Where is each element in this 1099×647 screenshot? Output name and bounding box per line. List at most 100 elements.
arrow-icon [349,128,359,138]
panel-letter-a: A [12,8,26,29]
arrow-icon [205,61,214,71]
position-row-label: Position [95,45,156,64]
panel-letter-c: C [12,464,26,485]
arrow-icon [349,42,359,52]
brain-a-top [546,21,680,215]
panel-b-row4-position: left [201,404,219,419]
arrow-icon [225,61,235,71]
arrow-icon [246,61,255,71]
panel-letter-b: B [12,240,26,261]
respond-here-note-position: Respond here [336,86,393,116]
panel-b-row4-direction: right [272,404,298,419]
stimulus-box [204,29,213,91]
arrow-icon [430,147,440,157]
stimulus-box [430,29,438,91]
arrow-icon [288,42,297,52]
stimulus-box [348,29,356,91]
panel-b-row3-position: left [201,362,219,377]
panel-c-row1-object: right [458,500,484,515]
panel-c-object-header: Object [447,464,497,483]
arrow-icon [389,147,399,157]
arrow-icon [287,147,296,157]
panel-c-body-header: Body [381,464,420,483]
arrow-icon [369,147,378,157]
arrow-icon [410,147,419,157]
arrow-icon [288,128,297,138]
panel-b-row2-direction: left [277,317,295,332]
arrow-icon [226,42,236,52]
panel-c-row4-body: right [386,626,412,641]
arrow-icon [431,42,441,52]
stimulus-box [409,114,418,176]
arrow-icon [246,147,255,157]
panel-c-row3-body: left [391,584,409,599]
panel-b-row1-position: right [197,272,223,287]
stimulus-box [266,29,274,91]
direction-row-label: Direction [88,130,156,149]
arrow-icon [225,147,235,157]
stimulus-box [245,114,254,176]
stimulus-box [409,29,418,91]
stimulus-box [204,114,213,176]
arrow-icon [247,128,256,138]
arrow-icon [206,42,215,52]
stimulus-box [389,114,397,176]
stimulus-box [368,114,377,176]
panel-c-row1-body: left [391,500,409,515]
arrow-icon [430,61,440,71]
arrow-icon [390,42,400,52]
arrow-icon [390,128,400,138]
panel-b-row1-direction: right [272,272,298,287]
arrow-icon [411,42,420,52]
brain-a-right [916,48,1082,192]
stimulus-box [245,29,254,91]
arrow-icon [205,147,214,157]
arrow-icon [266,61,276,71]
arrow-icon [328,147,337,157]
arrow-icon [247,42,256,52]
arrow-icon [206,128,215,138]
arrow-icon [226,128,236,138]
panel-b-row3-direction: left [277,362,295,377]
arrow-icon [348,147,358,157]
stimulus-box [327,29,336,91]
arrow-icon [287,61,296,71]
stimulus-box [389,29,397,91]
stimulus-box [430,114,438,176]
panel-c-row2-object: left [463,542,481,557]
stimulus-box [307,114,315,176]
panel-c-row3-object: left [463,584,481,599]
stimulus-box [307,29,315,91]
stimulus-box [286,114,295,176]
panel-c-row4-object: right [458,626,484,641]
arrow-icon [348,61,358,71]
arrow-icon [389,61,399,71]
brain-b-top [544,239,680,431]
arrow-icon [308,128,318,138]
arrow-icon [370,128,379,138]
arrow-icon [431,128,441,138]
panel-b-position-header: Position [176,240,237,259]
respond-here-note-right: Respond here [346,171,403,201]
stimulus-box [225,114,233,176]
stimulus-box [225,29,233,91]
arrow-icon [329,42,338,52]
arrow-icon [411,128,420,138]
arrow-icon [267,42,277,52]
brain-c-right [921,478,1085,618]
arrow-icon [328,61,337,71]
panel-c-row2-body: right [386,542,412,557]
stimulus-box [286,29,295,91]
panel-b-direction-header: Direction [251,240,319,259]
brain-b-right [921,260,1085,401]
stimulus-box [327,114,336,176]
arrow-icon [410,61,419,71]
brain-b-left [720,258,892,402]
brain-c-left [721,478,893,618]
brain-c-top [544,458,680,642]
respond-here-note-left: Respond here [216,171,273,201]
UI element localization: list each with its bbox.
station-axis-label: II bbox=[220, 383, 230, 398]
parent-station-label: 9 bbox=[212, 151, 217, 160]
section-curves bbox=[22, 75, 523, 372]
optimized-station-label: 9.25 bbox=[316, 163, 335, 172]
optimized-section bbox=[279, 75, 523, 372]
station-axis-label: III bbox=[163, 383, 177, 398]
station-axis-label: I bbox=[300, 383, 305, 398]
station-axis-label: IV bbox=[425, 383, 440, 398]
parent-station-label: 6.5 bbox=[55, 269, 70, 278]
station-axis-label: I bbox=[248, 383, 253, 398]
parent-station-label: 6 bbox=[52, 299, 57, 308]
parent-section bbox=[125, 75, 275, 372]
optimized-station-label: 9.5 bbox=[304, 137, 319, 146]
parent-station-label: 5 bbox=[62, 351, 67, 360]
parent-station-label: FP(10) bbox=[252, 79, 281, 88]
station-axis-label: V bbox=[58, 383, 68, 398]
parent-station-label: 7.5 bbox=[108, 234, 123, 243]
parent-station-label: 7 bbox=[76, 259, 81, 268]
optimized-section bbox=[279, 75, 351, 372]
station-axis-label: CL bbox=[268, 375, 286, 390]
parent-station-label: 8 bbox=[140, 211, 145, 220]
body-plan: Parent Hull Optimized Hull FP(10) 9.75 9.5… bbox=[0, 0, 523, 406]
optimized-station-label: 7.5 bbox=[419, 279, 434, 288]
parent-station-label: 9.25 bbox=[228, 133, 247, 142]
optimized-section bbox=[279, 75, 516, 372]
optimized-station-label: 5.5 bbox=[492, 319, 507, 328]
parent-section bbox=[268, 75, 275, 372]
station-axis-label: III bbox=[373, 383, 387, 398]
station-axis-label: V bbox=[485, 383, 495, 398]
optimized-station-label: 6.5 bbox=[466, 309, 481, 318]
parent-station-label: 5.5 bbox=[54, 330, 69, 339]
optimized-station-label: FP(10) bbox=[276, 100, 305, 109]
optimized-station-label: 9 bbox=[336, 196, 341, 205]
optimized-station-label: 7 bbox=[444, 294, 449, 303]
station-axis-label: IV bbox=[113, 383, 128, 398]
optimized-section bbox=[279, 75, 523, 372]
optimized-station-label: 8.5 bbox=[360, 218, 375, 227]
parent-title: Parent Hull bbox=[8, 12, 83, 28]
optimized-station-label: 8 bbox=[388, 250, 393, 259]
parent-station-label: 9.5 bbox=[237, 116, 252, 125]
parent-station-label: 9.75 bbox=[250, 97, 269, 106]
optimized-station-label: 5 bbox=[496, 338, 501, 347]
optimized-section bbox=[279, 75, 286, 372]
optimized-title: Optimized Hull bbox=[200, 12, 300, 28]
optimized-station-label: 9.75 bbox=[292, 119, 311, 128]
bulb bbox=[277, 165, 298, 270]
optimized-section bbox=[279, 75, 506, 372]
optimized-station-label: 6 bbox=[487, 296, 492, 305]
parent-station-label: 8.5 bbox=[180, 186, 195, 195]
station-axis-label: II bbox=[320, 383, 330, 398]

· · ·

Give the entries as a JSON list of strings, one per line with blank lines omitted, starting at the beginning of the entries and continuing through the line with "arrow-icon [431,42,441,52]".

[
  "Where is each element in this 1099×647 screenshot? Output name and bounding box per line. List at most 100 elements.",
  "arrow-icon [349,128,359,138]",
  "panel-letter-a: A [12,8,26,29]",
  "arrow-icon [205,61,214,71]",
  "position-row-label: Position [95,45,156,64]",
  "panel-letter-c: C [12,464,26,485]",
  "arrow-icon [349,42,359,52]",
  "brain-a-top [546,21,680,215]",
  "panel-b-row4-position: left [201,404,219,419]",
  "arrow-icon [225,61,235,71]",
  "arrow-icon [246,61,255,71]",
  "panel-letter-b: B [12,240,26,261]",
  "respond-here-note-position: Respond here [336,86,393,116]",
  "panel-b-row4-direction: right [272,404,298,419]",
  "stimulus-box [204,29,213,91]",
  "arrow-icon [430,147,440,157]",
  "stimulus-box [430,29,438,91]",
  "arrow-icon [288,42,297,52]",
  "stimulus-box [348,29,356,91]",
  "panel-b-row3-position: left [201,362,219,377]",
  "panel-c-row1-object: right [458,500,484,515]",
  "panel-c-object-header: Object [447,464,497,483]",
  "arrow-icon [389,147,399,157]",
  "arrow-icon [287,147,296,157]",
  "panel-c-body-header: Body [381,464,420,483]",
  "arrow-icon [369,147,378,157]",
  "arrow-icon [410,147,419,157]",
  "arrow-icon [288,128,297,138]",
  "panel-b-row2-direction: left [277,317,295,332]",
  "arrow-icon [226,42,236,52]",
  "panel-c-row4-body: right [386,626,412,641]",
  "arrow-icon [431,42,441,52]"
]